→ **Task to carry out**: Reproduce the material in full, unchanged.

▼

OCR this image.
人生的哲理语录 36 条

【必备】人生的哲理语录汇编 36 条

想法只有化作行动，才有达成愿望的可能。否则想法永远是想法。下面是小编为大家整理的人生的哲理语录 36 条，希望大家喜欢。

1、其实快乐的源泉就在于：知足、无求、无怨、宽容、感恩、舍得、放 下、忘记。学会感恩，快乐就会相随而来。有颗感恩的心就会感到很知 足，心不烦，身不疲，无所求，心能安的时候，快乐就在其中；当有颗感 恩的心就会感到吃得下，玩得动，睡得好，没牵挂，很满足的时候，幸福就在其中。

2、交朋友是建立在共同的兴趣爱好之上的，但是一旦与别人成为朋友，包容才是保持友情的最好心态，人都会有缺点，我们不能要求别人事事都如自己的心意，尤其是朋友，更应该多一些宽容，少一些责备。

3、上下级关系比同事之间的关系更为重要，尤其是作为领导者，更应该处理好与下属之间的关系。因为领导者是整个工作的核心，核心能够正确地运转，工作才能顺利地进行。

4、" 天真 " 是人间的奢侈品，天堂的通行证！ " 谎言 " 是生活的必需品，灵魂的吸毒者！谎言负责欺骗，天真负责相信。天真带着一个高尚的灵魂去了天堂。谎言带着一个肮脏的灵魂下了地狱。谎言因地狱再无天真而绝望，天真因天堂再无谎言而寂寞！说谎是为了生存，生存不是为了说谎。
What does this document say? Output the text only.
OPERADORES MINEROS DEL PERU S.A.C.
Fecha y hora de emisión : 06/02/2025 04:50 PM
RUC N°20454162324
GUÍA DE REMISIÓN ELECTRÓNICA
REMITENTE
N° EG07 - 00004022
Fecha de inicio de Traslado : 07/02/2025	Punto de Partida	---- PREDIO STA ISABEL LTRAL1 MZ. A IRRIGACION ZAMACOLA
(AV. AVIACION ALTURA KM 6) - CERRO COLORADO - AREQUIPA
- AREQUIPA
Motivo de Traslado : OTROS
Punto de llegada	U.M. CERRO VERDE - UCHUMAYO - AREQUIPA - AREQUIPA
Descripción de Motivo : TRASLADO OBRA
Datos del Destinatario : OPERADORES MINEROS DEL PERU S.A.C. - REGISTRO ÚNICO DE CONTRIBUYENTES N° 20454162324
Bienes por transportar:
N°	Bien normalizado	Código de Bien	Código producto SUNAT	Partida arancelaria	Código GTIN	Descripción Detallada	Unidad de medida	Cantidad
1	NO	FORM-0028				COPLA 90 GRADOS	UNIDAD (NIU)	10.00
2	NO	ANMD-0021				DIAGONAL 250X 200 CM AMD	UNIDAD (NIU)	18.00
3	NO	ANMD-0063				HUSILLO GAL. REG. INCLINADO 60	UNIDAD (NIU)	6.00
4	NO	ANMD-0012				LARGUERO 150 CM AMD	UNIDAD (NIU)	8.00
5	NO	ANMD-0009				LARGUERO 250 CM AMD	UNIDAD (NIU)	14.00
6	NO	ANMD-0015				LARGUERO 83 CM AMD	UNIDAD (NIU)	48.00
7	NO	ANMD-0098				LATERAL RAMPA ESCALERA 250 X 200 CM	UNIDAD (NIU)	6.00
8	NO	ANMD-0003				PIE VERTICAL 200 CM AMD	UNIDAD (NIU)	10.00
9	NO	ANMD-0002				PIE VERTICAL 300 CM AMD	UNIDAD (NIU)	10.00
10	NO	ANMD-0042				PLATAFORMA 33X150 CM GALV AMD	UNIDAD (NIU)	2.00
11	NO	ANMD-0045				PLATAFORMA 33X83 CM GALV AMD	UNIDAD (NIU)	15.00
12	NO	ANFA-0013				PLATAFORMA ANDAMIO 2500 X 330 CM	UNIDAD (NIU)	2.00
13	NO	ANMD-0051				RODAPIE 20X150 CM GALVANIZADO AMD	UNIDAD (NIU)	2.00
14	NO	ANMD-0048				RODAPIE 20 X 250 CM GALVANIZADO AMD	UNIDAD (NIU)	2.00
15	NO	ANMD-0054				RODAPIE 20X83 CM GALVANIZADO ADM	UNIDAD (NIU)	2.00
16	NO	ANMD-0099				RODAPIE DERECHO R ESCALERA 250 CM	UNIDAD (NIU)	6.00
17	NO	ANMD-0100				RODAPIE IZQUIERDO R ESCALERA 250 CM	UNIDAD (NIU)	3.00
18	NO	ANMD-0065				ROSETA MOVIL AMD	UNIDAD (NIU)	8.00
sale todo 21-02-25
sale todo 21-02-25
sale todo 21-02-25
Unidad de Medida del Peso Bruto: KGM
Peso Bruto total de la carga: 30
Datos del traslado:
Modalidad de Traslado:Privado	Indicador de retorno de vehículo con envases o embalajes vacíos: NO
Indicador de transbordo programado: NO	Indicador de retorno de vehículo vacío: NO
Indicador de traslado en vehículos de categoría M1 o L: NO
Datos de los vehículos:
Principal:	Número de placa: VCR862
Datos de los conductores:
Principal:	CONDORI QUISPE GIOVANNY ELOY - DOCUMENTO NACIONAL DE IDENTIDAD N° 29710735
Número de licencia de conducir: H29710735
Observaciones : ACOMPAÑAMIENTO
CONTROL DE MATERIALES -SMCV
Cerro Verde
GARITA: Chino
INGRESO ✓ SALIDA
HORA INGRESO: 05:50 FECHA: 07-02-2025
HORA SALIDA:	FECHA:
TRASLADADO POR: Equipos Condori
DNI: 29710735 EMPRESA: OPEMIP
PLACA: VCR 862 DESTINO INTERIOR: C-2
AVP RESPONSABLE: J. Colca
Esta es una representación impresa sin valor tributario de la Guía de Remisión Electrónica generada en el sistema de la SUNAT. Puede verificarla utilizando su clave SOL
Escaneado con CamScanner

▲

→ **Answer below**:
OCR this image.
人生的哲理语录 36 条

【必备】人生的哲理语录汇编 36 条

想法只有化作行动，才有达成愿望的可能。否则想法永远是想法。下面是小编为大家整理的人生的哲理语录 36 条，希望大家喜欢。

1、其实快乐的源泉就在于：知足、无求、无怨、宽容、感恩、舍得、放 下、忘记。学会感恩，快乐就会相随而来。有颗感恩的心就会感到很知 足，心不烦，身不疲，无所求，心能安的时候，快乐就在其中；当有颗感 恩的心就会感到吃得下，玩得动，睡得好，没牵挂，很满足的时候，幸福就在其中。

2、交朋友是建立在共同的兴趣爱好之上的，但是一旦与别人成为朋友，包容才是保持友情的最好心态，人都会有缺点，我们不能要求别人事事都如自己的心意，尤其是朋友，更应该多一些宽容，少一些责备。

3、上下级关系比同事之间的关系更为重要，尤其是作为领导者，更应该处理好与下属之间的关系。因为领导者是整个工作的核心，核心能够正确地运转，工作才能顺利地进行。

4、" 天真 " 是人间的奢侈品，天堂的通行证！ " 谎言 " 是生活的必需品，灵魂的吸毒者！谎言负责欺骗，天真负责相信。天真带着一个高尚的灵魂去了天堂。谎言带着一个肮脏的灵魂下了地狱。谎言因地狱再无天真而绝望，天真因天堂再无谎言而寂寞！说谎是为了生存，生存不是为了说谎。
What does this document say? Output the text only.
OPERADORES MINEROS DEL PERU S.A.C.
Fecha y hora de emisión : 06/02/2025 04:50 PM
RUC N°20454162324
GUÍA DE REMISIÓN ELECTRÓNICA
REMITENTE
N° EG07 - 00004022
Fecha de inicio de Traslado : 07/02/2025	Punto de Partida	---- PREDIO STA ISABEL LTRAL1 MZ. A IRRIGACION ZAMACOLA
(AV. AVIACION ALTURA KM 6) - CERRO COLORADO - AREQUIPA
- AREQUIPA
Motivo de Traslado : OTROS
Punto de llegada	U.M. CERRO VERDE - UCHUMAYO - AREQUIPA - AREQUIPA
Descripción de Motivo : TRASLADO OBRA
Datos del Destinatario : OPERADORES MINEROS DEL PERU S.A.C. - REGISTRO ÚNICO DE CONTRIBUYENTES N° 20454162324
Bienes por transportar:
N°	Bien normalizado	Código de Bien	Código producto SUNAT	Partida arancelaria	Código GTIN	Descripción Detallada	Unidad de medida	Cantidad
1	NO	FORM-0028				COPLA 90 GRADOS	UNIDAD (NIU)	10.00
2	NO	ANMD-0021				DIAGONAL 250X 200 CM AMD	UNIDAD (NIU)	18.00
3	NO	ANMD-0063				HUSILLO GAL. REG. INCLINADO 60	UNIDAD (NIU)	6.00
4	NO	ANMD-0012				LARGUERO 150 CM AMD	UNIDAD (NIU)	8.00
5	NO	ANMD-0009				LARGUERO 250 CM AMD	UNIDAD (NIU)	14.00
6	NO	ANMD-0015				LARGUERO 83 CM AMD	UNIDAD (NIU)	48.00
7	NO	ANMD-0098				LATERAL RAMPA ESCALERA 250 X 200 CM	UNIDAD (NIU)	6.00
8	NO	ANMD-0003				PIE VERTICAL 200 CM AMD	UNIDAD (NIU)	10.00
9	NO	ANMD-0002				PIE VERTICAL 300 CM AMD	UNIDAD (NIU)	10.00
10	NO	ANMD-0042				PLATAFORMA 33X150 CM GALV AMD	UNIDAD (NIU)	2.00
11	NO	ANMD-0045				PLATAFORMA 33X83 CM GALV AMD	UNIDAD (NIU)	15.00
12	NO	ANFA-0013				PLATAFORMA ANDAMIO 2500 X 330 CM	UNIDAD (NIU)	2.00
13	NO	ANMD-0051				RODAPIE 20X150 CM GALVANIZADO AMD	UNIDAD (NIU)	2.00
14	NO	ANMD-0048				RODAPIE 20 X 250 CM GALVANIZADO AMD	UNIDAD (NIU)	2.00
15	NO	ANMD-0054				RODAPIE 20X83 CM GALVANIZADO ADM	UNIDAD (NIU)	2.00
16	NO	ANMD-0099				RODAPIE DERECHO R ESCALERA 250 CM	UNIDAD (NIU)	6.00
17	NO	ANMD-0100				RODAPIE IZQUIERDO R ESCALERA 250 CM	UNIDAD (NIU)	3.00
18	NO	ANMD-0065				ROSETA MOVIL AMD	UNIDAD (NIU)	8.00
sale todo 21-02-25
sale todo 21-02-25
sale todo 21-02-25
Unidad de Medida del Peso Bruto: KGM
Peso Bruto total de la carga: 30
Datos del traslado:
Modalidad de Traslado:Privado	Indicador de retorno de vehículo con envases o embalajes vacíos: NO
Indicador de transbordo programado: NO	Indicador de retorno de vehículo vacío: NO
Indicador de traslado en vehículos de categoría M1 o L: NO
Datos de los vehículos:
Principal:	Número de placa: VCR862
Datos de los conductores:
Principal:	CONDORI QUISPE GIOVANNY ELOY - DOCUMENTO NACIONAL DE IDENTIDAD N° 29710735
Número de licencia de conducir: H29710735
Observaciones : ACOMPAÑAMIENTO
CONTROL DE MATERIALES -SMCV
Cerro Verde
GARITA: Chino
INGRESO ✓ SALIDA
HORA INGRESO: 05:50 FECHA: 07-02-2025
HORA SALIDA:	FECHA:
TRASLADADO POR: Equipos Condori
DNI: 29710735 EMPRESA: OPEMIP
PLACA: VCR 862 DESTINO INTERIOR: C-2
AVP RESPONSABLE: J. Colca
Esta es una representación impresa sin valor tributario de la Guía de Remisión Electrónica generada en el sistema de la SUNAT. Puede verificarla utilizando su clave SOL
Escaneado con CamScanner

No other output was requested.